--- Extracted information ---
* Start *

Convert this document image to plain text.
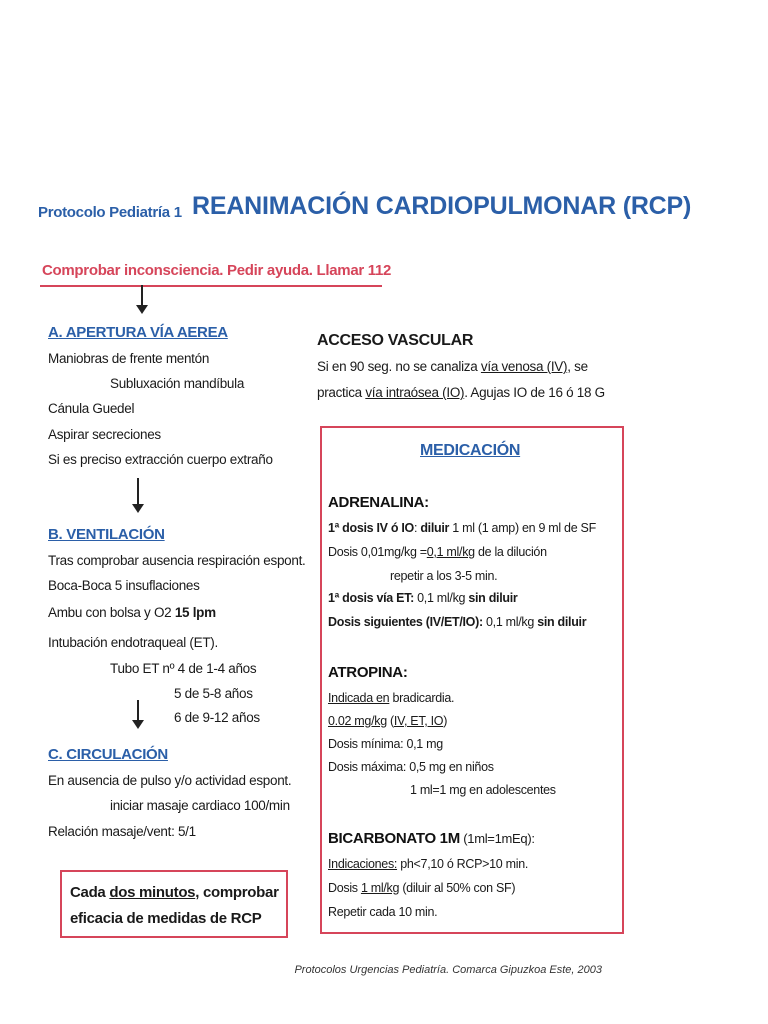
Protocolo Pediatría 1 REANIMACIÓN CARDIOPULMONAR (RCP)
Comprobar inconsciencia. Pedir ayuda. Llamar 112
A. APERTURA VÍA AEREA
Maniobras de frente mentón
Subluxación mandíbula
Cánula Guedel
Aspirar secreciones
Si es preciso extracción cuerpo extraño
B. VENTILACIÓN
Tras comprobar ausencia respiración espont.
Boca-Boca 5 insuflaciones
Ambu con bolsa y O2 15 lpm
Intubación endotraqueal (ET).
Tubo ET nº 4 de 1-4 años
5 de 5-8 años
6 de 9-12 años
C. CIRCULACIÓN
En ausencia de pulso y/o actividad espont.
iniciar masaje cardiaco 100/min
Relación masaje/vent: 5/1
Cada dos minutos, comprobar
eficacia de medidas de RCP
ACCESO VASCULAR
Si en 90 seg. no se canaliza vía venosa (IV), se
practica vía intraósea (IO). Agujas IO de 16 ó 18 G
MEDICACIÓN
ADRENALINA:
1ª dosis IV ó IO: diluir 1 ml (1 amp) en 9 ml de SF
Dosis 0,01mg/kg =0,1 ml/kg de la dilución
repetir a los 3-5 min.
1ª dosis vía ET: 0,1 ml/kg sin diluir
Dosis siguientes (IV/ET/IO): 0,1 ml/kg sin diluir
ATROPINA:
Indicada en bradicardia.
0.02 mg/kg (IV, ET, IO)
Dosis mínima: 0,1 mg
Dosis máxima: 0,5 mg en niños
1 ml=1 mg en adolescentes
BICARBONATO 1M (1ml=1mEq):
Indicaciones: ph<7,10 ó RCP>10 min.
Dosis 1 ml/kg (diluir al 50% con SF)
Repetir cada 10 min.
Protocolos Urgencias Pediatría. Comarca Gipuzkoa Este, 2003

* End *

--- Prompt ---
Scan the material above and determine how many lines include the word "ausencia"; report only the number.

--- Answer to this task ---
2